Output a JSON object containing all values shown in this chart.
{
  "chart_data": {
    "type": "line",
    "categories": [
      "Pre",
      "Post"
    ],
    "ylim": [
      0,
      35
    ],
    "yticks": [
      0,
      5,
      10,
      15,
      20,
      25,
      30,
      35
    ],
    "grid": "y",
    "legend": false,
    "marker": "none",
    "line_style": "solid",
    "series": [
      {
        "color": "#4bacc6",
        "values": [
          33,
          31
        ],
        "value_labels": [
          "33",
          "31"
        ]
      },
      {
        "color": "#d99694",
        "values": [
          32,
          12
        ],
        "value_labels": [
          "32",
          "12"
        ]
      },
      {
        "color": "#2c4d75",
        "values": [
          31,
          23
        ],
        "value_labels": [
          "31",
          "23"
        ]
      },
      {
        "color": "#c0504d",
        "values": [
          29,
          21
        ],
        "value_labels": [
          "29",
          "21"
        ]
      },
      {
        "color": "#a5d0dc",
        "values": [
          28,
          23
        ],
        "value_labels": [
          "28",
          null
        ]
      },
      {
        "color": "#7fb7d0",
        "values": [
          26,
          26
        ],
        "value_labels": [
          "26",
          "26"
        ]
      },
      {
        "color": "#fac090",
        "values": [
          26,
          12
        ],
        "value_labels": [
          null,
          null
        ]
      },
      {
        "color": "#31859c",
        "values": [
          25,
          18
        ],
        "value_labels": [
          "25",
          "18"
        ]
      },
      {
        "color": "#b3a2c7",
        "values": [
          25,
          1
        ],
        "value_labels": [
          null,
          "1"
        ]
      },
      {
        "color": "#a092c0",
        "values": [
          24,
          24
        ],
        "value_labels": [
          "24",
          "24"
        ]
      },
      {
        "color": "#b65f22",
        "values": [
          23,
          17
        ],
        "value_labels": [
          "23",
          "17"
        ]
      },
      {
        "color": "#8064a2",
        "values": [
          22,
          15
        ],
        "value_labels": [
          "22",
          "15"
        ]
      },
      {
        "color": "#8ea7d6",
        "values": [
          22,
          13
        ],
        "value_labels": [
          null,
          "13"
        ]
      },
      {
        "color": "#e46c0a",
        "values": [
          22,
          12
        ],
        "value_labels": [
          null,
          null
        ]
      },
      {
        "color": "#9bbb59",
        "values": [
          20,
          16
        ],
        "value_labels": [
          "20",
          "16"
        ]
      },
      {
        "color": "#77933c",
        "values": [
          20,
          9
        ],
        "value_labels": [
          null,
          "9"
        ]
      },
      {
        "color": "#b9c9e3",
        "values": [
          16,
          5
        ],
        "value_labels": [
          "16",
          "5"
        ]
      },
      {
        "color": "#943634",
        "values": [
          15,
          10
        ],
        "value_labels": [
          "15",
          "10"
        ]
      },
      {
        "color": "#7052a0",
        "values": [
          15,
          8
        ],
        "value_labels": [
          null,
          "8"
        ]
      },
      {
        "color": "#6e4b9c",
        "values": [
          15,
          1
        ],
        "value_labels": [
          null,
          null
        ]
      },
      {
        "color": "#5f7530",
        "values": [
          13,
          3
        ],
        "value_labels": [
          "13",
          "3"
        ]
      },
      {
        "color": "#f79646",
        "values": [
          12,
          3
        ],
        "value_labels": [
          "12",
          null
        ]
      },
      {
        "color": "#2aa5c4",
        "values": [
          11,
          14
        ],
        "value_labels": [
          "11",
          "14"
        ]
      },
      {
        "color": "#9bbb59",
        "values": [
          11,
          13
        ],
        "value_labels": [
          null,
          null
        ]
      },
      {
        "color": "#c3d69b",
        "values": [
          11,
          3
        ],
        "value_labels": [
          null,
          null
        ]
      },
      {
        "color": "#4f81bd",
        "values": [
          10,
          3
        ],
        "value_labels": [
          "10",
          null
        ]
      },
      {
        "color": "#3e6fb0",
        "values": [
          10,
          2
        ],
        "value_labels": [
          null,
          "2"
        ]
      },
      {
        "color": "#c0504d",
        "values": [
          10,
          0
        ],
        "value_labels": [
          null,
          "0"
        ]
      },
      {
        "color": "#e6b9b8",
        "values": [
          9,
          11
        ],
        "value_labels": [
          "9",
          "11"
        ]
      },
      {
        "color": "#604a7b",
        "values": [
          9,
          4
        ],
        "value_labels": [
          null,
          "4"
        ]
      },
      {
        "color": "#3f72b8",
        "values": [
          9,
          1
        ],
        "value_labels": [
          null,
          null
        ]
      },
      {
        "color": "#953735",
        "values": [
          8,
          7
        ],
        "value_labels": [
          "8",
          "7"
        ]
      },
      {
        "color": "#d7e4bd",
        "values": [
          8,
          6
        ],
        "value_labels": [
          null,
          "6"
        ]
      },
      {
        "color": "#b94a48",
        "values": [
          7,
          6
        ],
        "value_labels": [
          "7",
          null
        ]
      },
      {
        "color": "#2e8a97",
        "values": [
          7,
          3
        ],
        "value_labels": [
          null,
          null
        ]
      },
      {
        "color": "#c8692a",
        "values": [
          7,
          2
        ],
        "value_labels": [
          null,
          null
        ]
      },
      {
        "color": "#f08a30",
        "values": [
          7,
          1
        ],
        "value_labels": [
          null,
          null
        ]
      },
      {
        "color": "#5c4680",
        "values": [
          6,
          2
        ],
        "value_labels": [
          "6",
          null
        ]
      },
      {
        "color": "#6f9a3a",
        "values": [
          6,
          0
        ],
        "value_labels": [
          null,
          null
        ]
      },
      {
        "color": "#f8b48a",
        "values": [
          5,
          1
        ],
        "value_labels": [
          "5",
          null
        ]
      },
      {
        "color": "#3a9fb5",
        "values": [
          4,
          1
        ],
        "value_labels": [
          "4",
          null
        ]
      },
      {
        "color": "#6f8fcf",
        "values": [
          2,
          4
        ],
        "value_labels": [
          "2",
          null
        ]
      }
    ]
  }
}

==

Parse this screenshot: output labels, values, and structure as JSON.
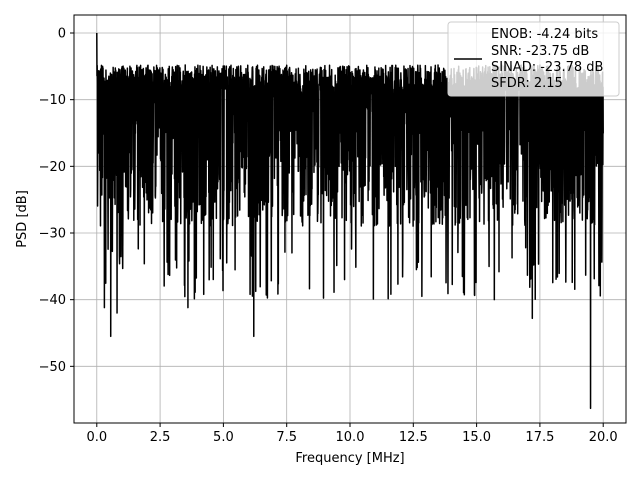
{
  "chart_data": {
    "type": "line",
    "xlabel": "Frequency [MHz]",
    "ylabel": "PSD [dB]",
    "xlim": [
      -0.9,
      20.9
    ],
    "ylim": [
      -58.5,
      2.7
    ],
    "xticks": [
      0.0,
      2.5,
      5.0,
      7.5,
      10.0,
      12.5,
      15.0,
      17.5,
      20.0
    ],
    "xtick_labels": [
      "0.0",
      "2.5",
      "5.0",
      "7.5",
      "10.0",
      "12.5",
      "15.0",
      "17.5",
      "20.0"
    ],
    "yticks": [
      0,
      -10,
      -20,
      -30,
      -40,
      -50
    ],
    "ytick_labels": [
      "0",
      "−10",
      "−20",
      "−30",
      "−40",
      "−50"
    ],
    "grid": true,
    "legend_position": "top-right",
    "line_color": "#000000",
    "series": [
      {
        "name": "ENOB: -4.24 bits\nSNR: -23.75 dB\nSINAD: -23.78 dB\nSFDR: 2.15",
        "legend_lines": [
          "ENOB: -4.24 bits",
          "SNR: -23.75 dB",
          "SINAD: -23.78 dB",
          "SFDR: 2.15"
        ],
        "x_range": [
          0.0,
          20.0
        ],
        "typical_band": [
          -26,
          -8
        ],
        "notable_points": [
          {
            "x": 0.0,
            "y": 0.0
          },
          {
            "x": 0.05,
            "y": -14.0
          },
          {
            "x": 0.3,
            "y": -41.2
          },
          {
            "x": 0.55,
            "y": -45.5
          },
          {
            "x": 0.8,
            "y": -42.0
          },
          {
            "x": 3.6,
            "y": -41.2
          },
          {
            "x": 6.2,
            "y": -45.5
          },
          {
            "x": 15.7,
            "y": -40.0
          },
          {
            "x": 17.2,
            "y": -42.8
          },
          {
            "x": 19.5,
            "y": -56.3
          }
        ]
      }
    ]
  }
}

■ Stated exercise
Write out every line of the entries that holds the word "bits".

■ Output of the task
        "name": "ENOB: -4.24 bits\nSNR: -23.75 dB\nSINAD: -23.78 dB\nSFDR: 2.15",
          "ENOB: -4.24 bits",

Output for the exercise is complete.